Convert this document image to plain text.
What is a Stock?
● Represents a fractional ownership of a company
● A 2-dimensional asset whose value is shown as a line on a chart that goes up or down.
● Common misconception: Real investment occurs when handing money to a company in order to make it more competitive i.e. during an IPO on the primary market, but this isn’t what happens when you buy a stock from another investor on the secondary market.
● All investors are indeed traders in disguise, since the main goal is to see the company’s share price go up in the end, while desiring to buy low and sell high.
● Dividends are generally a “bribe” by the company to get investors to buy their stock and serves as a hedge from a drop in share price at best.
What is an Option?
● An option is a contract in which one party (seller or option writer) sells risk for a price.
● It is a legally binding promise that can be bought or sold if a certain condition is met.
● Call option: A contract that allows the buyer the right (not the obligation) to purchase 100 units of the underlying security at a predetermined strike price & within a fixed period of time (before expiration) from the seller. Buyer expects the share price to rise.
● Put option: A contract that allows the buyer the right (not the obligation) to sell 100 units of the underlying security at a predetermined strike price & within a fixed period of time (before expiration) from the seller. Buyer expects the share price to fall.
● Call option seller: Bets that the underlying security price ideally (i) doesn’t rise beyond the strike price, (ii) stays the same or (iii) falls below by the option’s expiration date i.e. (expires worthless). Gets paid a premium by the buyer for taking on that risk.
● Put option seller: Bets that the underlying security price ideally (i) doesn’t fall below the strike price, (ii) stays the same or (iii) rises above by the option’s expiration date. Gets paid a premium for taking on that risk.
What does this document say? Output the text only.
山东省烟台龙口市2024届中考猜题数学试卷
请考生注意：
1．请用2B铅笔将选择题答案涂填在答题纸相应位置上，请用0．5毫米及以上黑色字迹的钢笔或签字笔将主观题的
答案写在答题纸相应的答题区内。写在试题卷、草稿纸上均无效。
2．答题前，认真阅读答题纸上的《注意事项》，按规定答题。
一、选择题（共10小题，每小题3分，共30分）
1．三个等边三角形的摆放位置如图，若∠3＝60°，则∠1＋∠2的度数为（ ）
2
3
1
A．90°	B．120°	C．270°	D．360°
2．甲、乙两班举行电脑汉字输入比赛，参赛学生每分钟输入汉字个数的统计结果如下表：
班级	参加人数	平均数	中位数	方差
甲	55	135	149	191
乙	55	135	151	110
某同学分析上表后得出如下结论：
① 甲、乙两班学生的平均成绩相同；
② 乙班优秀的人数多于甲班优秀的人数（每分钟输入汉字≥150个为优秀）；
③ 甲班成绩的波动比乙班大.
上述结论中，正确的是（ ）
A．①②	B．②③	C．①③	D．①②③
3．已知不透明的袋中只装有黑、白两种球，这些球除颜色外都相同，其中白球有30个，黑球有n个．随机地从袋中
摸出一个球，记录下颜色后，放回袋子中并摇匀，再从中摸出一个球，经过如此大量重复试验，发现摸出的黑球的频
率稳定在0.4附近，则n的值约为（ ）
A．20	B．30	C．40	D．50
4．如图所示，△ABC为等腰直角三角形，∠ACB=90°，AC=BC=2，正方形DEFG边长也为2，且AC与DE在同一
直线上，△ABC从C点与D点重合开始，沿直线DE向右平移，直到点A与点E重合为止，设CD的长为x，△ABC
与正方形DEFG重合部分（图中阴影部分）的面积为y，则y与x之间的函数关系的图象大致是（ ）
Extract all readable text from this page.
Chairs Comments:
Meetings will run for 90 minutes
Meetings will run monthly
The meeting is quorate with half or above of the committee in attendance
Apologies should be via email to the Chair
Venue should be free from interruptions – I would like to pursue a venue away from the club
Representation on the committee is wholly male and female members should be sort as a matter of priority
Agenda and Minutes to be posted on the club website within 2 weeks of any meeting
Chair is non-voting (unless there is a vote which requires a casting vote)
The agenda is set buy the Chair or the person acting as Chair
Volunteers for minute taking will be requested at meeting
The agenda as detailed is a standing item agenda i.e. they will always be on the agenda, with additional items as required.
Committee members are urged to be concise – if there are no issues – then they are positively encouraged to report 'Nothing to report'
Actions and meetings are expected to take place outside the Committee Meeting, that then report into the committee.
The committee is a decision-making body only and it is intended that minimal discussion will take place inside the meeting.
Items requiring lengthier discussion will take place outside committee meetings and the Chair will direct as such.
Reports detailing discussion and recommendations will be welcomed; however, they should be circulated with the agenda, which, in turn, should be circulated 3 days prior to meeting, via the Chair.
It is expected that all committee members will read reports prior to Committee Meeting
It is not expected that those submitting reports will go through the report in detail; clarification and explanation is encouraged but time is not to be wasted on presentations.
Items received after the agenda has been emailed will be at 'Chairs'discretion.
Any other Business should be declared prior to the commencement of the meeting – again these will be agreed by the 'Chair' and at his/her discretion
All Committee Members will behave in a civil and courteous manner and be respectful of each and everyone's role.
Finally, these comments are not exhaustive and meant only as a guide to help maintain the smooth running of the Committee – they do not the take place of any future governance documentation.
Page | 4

§ §

STATED GOAL:
Determine the number of lines in these entries that contain the word "text", and write only that number.

WRITTEN SOLUTION:
3